:: Recorded data

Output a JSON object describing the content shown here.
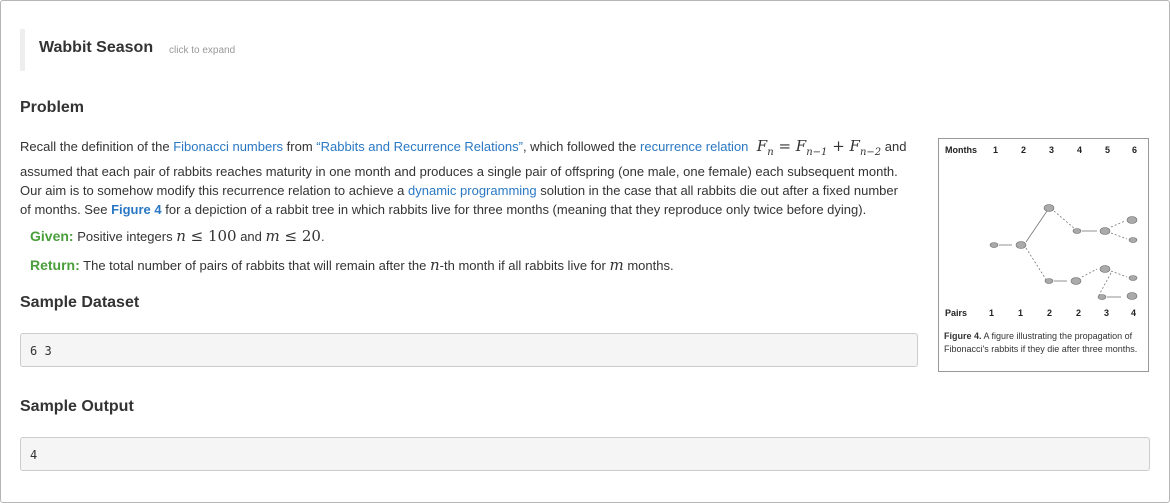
{
  "header": {
    "title": "Wabbit Season",
    "expand_hint": "click to expand"
  },
  "problem": {
    "heading": "Problem",
    "p1": {
      "t1": "Recall the definition of the ",
      "link_fib": "Fibonacci numbers",
      "t2": " from ",
      "link_rabbits": "“Rabbits and Recurrence Relations”",
      "t3": ", which followed the ",
      "link_recurrence": "recurrence relation",
      "t4": " and",
      "line2": "assumed that each pair of rabbits reaches maturity in one month and produces a single pair of offspring (one male, one female) each subsequent month."
    },
    "p2": {
      "t1": "Our aim is to somehow modify this recurrence relation to achieve a ",
      "link_dp": "dynamic programming",
      "t2": " solution in the case that all rabbits die out after a fixed number",
      "t3": "of months. See ",
      "link_figure": "Figure 4",
      "t4": " for a depiction of a rabbit tree in which rabbits live for three months (meaning that they reproduce only twice before dying)."
    },
    "given": {
      "label": "Given:",
      "t1": " Positive integers ",
      "t2": " and ",
      "t3": "."
    },
    "return": {
      "label": "Return:",
      "t1": " The total number of pairs of rabbits that will remain after the ",
      "t2": "-th month if all rabbits live for ",
      "t3": " months."
    }
  },
  "sample_dataset": {
    "heading": "Sample Dataset",
    "value": "6 3"
  },
  "sample_output": {
    "heading": "Sample Output",
    "value": "4"
  },
  "figure": {
    "months_label": "Months",
    "months": [
      "1",
      "2",
      "3",
      "4",
      "5",
      "6"
    ],
    "pairs_label": "Pairs",
    "pairs": [
      "1",
      "1",
      "2",
      "2",
      "3",
      "4"
    ],
    "caption_label": "Figure 4.",
    "caption_text": " A figure illustrating the propagation of Fibonacci's rabbits if they die after three months."
  },
  "colors": {
    "link": "#2a78c4",
    "given_return": "#4a9e3b"
  }
}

::::

What this task involves » Print out every entry above without changing a word, and leave out the pictures.

Problem solution »
Output a JSON object describing the content shown here.
{
  "header": {
    "title": "Wabbit Season",
    "expand_hint": "click to expand"
  },
  "problem": {
    "heading": "Problem",
    "p1": {
      "t1": "Recall the definition of the ",
      "link_fib": "Fibonacci numbers",
      "t2": " from ",
      "link_rabbits": "“Rabbits and Recurrence Relations”",
      "t3": ", which followed the ",
      "link_recurrence": "recurrence relation",
      "t4": " and",
      "line2": "assumed that each pair of rabbits reaches maturity in one month and produces a single pair of offspring (one male, one female) each subsequent month."
    },
    "p2": {
      "t1": "Our aim is to somehow modify this recurrence relation to achieve a ",
      "link_dp": "dynamic programming",
      "t2": " solution in the case that all rabbits die out after a fixed number",
      "t3": "of months. See ",
      "link_figure": "Figure 4",
      "t4": " for a depiction of a rabbit tree in which rabbits live for three months (meaning that they reproduce only twice before dying)."
    },
    "given": {
      "label": "Given:",
      "t1": " Positive integers ",
      "t2": " and ",
      "t3": "."
    },
    "return": {
      "label": "Return:",
      "t1": " The total number of pairs of rabbits that will remain after the ",
      "t2": "-th month if all rabbits live for ",
      "t3": " months."
    }
  },
  "sample_dataset": {
    "heading": "Sample Dataset",
    "value": "6 3"
  },
  "sample_output": {
    "heading": "Sample Output",
    "value": "4"
  },
  "figure": {
    "months_label": "Months",
    "months": [
      "1",
      "2",
      "3",
      "4",
      "5",
      "6"
    ],
    "pairs_label": "Pairs",
    "pairs": [
      "1",
      "1",
      "2",
      "2",
      "3",
      "4"
    ],
    "caption_label": "Figure 4.",
    "caption_text": " A figure illustrating the propagation of Fibonacci's rabbits if they die after three months."
  },
  "colors": {
    "link": "#2a78c4",
    "given_return": "#4a9e3b"
  }
}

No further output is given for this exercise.